## Problem requirements
For each line below that contains the string "nous", copy that line.

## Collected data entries
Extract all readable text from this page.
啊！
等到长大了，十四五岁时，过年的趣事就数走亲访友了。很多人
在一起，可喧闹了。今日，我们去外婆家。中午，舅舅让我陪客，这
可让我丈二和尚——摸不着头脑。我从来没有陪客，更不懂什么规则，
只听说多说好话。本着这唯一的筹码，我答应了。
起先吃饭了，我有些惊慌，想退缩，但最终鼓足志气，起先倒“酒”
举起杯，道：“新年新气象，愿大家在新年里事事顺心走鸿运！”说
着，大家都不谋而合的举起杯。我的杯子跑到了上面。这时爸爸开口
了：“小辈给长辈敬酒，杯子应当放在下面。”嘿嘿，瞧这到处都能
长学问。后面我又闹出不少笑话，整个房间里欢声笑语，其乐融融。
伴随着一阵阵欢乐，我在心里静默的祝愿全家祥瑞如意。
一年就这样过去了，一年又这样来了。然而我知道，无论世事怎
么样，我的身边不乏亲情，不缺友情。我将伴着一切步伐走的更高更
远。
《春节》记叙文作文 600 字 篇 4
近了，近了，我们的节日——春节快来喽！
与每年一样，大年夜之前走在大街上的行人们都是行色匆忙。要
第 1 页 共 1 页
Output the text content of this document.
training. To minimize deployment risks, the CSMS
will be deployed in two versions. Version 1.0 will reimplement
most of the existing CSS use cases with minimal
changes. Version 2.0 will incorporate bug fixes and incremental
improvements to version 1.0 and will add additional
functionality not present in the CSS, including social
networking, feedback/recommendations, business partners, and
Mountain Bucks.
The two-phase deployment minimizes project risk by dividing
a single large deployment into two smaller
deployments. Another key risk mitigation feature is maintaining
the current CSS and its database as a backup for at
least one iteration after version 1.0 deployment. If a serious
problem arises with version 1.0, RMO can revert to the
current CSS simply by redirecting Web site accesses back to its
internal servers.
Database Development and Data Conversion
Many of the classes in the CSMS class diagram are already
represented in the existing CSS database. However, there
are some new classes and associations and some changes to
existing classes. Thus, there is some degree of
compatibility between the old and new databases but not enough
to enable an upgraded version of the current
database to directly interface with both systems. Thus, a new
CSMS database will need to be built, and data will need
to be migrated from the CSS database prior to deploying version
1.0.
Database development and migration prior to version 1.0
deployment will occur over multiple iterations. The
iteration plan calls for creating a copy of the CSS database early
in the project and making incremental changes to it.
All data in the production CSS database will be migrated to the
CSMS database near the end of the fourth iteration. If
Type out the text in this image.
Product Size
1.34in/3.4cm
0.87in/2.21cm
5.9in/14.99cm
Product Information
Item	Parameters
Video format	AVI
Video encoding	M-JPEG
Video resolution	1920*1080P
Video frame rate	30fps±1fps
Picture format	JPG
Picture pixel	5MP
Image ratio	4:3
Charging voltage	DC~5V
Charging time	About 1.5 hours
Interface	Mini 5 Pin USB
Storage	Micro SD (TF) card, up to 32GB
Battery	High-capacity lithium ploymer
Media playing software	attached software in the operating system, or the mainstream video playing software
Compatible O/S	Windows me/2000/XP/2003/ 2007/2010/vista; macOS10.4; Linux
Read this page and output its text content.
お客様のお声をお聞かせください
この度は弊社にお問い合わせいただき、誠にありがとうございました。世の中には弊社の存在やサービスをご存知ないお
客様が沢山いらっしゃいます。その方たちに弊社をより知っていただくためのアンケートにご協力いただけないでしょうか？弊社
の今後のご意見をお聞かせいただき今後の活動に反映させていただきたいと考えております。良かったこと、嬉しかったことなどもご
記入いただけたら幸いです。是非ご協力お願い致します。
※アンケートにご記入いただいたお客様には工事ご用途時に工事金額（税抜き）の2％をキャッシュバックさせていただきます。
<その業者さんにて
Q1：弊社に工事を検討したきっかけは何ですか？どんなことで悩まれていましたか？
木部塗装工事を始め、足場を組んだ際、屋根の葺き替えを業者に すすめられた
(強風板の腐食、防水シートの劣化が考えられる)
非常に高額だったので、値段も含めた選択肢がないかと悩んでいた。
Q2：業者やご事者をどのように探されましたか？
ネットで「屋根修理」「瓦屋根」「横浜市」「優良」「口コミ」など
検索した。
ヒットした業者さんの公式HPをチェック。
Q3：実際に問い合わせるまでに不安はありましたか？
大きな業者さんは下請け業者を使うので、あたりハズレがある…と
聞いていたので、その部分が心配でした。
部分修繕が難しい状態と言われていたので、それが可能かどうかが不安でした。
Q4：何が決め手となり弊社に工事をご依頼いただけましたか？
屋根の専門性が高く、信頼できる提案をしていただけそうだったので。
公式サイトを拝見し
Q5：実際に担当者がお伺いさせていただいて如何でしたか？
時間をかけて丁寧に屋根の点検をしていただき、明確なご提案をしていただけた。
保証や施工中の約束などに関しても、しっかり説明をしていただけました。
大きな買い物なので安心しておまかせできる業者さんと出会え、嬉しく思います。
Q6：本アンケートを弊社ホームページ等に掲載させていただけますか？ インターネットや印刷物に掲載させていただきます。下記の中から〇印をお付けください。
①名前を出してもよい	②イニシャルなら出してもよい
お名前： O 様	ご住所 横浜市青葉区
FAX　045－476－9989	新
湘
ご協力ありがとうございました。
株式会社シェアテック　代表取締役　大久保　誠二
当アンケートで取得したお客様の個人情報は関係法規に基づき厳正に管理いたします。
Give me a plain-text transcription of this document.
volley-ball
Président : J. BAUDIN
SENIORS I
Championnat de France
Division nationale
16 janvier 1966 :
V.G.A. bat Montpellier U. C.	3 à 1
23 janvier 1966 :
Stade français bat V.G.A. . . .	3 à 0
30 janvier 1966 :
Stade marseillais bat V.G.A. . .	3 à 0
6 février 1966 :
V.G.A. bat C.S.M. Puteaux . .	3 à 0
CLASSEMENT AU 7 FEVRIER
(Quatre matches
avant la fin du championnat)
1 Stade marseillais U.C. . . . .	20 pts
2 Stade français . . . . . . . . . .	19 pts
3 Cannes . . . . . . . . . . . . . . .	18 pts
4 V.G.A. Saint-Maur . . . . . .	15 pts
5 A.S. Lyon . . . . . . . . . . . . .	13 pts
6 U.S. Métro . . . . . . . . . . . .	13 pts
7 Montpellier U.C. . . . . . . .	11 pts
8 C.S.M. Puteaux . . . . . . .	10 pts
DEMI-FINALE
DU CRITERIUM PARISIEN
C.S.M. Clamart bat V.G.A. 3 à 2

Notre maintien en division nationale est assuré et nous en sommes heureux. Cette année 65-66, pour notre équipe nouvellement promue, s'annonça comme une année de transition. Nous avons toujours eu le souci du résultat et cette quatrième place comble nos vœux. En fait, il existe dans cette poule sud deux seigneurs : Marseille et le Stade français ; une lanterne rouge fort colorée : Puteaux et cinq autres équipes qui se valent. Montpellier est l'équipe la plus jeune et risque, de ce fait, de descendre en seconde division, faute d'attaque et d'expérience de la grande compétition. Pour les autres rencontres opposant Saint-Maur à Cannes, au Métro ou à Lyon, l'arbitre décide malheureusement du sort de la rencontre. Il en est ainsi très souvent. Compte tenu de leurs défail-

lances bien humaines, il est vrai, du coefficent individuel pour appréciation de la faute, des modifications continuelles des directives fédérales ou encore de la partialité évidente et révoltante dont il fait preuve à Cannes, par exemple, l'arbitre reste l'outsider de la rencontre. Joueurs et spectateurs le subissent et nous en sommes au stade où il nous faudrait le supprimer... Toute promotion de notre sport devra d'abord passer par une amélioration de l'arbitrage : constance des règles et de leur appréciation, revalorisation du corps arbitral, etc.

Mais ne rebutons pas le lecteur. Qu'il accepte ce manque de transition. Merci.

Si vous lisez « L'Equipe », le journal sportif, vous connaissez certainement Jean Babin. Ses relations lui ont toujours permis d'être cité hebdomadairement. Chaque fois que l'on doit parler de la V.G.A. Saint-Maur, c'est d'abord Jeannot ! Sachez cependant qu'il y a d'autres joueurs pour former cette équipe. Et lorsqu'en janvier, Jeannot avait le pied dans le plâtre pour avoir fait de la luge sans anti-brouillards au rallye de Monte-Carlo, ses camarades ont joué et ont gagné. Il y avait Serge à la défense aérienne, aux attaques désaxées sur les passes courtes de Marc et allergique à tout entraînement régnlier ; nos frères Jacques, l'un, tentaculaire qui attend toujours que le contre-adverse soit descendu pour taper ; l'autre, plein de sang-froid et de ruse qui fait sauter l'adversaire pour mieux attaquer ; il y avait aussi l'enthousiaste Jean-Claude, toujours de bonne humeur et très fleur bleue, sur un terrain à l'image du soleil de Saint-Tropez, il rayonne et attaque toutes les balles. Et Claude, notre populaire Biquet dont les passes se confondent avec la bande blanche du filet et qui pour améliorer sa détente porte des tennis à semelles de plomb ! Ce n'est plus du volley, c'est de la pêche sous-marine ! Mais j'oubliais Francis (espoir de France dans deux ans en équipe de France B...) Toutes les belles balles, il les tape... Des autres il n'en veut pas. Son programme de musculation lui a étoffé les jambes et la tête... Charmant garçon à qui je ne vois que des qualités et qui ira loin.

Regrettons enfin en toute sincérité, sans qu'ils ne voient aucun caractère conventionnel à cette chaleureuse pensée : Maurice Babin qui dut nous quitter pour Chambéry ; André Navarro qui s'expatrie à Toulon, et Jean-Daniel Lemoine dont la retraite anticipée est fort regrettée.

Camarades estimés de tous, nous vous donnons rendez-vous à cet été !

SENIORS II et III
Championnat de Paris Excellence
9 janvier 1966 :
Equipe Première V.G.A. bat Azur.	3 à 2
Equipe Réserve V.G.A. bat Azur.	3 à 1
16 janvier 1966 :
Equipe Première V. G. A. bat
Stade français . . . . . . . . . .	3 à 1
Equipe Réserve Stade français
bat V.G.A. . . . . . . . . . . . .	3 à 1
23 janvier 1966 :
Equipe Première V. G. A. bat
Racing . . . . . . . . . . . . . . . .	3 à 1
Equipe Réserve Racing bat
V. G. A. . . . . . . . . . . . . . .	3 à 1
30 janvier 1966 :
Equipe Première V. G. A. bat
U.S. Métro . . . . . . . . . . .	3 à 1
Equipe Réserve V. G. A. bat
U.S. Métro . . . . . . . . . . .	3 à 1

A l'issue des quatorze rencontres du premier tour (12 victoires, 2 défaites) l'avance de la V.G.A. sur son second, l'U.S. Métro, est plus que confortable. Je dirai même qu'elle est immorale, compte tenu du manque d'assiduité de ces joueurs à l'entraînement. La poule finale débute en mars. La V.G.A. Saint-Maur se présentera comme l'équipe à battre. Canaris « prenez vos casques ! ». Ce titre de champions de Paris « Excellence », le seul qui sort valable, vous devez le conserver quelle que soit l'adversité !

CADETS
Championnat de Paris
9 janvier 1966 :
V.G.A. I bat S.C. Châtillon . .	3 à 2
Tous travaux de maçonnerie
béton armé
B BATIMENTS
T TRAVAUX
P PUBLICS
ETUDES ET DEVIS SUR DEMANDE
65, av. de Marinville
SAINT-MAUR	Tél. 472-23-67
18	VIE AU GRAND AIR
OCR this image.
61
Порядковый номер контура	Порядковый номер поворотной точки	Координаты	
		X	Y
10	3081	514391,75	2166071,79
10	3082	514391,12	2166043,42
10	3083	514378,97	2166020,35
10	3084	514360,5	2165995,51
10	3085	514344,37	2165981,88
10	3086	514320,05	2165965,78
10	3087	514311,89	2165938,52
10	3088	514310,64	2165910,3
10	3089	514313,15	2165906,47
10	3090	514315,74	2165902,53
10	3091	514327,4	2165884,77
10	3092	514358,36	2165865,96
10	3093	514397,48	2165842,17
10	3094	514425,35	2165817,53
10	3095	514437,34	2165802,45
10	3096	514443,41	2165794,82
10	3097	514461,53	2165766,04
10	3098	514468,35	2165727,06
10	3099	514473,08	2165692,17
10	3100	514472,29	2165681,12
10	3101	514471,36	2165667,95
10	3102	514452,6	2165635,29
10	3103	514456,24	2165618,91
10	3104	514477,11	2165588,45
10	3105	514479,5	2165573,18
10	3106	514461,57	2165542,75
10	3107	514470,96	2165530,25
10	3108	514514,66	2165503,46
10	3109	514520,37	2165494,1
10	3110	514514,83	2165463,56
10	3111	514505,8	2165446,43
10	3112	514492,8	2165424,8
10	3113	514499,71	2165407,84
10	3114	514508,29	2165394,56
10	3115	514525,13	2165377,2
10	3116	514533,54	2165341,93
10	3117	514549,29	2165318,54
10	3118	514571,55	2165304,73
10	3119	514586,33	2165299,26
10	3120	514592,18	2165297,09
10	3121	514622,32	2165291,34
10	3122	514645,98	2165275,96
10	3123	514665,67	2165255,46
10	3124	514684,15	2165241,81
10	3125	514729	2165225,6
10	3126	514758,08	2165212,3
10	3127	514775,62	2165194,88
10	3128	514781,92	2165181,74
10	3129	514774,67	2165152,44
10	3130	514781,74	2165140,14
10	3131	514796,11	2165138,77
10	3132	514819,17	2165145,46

## Completed exercise
Notre maintien en division nationale est assuré et nous en sommes heureux. Cette année 65-66, pour notre équipe nouvellement promue, s'annonça comme une année de transition. Nous avons toujours eu le souci du résultat et cette quatrième place comble nos vœux. En fait, il existe dans cette poule sud deux seigneurs : Marseille et le Stade français ; une lanterne rouge fort colorée : Puteaux et cinq autres équipes qui se valent. Montpellier est l'équipe la plus jeune et risque, de ce fait, de descendre en seconde division, faute d'attaque et d'expérience de la grande compétition. Pour les autres rencontres opposant Saint-Maur à Cannes, au Métro ou à Lyon, l'arbitre décide malheureusement du sort de la rencontre. Il en est ainsi très souvent. Compte tenu de leurs défail-
lances bien humaines, il est vrai, du coefficent individuel pour appréciation de la faute, des modifications continuelles des directives fédérales ou encore de la partialité évidente et révoltante dont il fait preuve à Cannes, par exemple, l'arbitre reste l'outsider de la rencontre. Joueurs et spectateurs le subissent et nous en sommes au stade où il nous faudrait le supprimer... Toute promotion de notre sport devra d'abord passer par une amélioration de l'arbitrage : constance des règles et de leur appréciation, revalorisation du corps arbitral, etc.
Regrettons enfin en toute sincérité, sans qu'ils ne voient aucun caractère conventionnel à cette chaleureuse pensée : Maurice Babin qui dut nous quitter pour Chambéry ; André Navarro qui s'expatrie à Toulon, et Jean-Daniel Lemoine dont la retraite anticipée est fort regrettée.
Camarades estimés de tous, nous vous donnons rendez-vous à cet été !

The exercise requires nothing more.